GOAL - Every record should be written out exactly, with the pictures left out.

Data records -
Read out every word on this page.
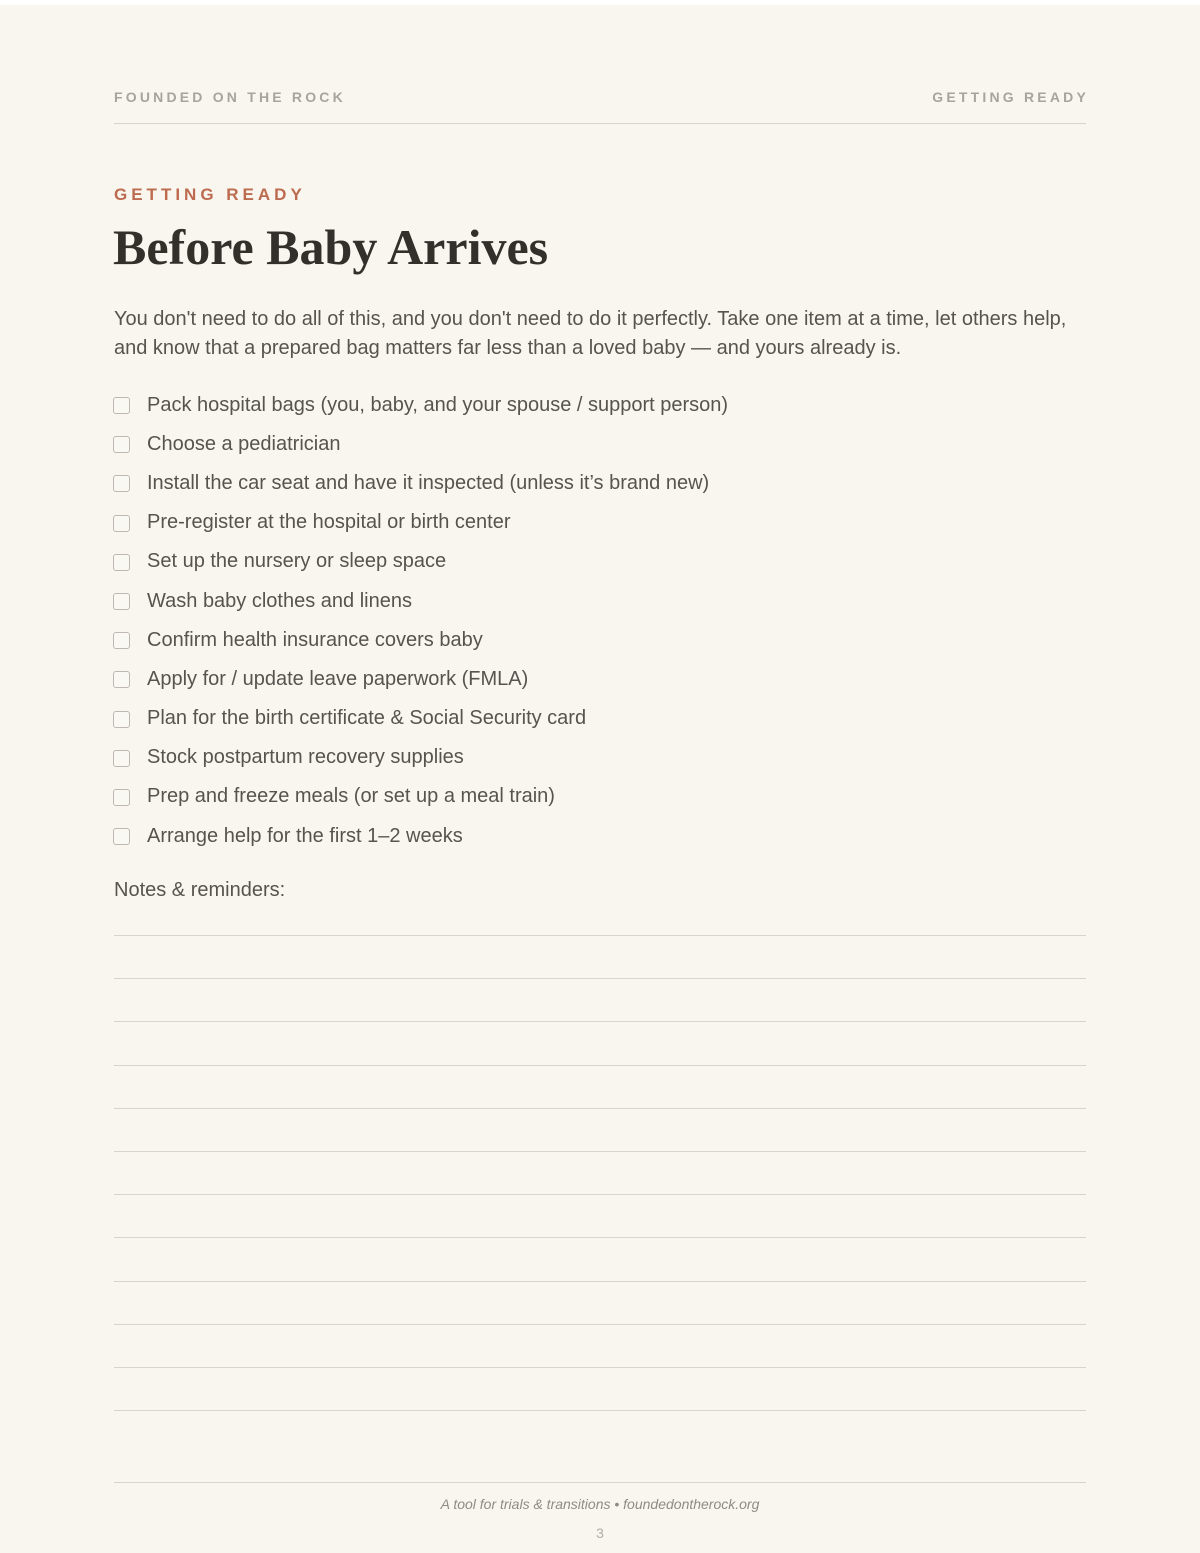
FOUNDED ON THE ROCK	GETTING READY
GETTING READY
Before Baby Arrives

You don't need to do all of this, and you don't need to do it perfectly. Take one item at a time, let others help, and know that a prepared bag matters far less than a loved baby — and yours already is.

Pack hospital bags (you, baby, and your spouse / support person)
Choose a pediatrician
Install the car seat and have it inspected (unless it’s brand new)
Pre-register at the hospital or birth center
Set up the nursery or sleep space
Wash baby clothes and linens
Confirm health insurance covers baby
Apply for / update leave paperwork (FMLA)
Plan for the birth certificate & Social Security card
Stock postpartum recovery supplies
Prep and freeze meals (or set up a meal train)
Arrange help for the first 1–2 weeks
Notes & reminders:
A tool for trials & transitions • foundedontherock.org
3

ANSWER IN FULL -
Read out every word on this page.
FOUNDED ON THE ROCK	GETTING READY
GETTING READY
Before Baby Arrives

You don't need to do all of this, and you don't need to do it perfectly. Take one item at a time, let others help, and know that a prepared bag matters far less than a loved baby — and yours already is.

Pack hospital bags (you, baby, and your spouse / support person)
Choose a pediatrician
Install the car seat and have it inspected (unless it’s brand new)
Pre-register at the hospital or birth center
Set up the nursery or sleep space
Wash baby clothes and linens
Confirm health insurance covers baby
Apply for / update leave paperwork (FMLA)
Plan for the birth certificate & Social Security card
Stock postpartum recovery supplies
Prep and freeze meals (or set up a meal train)
Arrange help for the first 1–2 weeks
Notes & reminders:
A tool for trials & transitions • foundedontherock.org
3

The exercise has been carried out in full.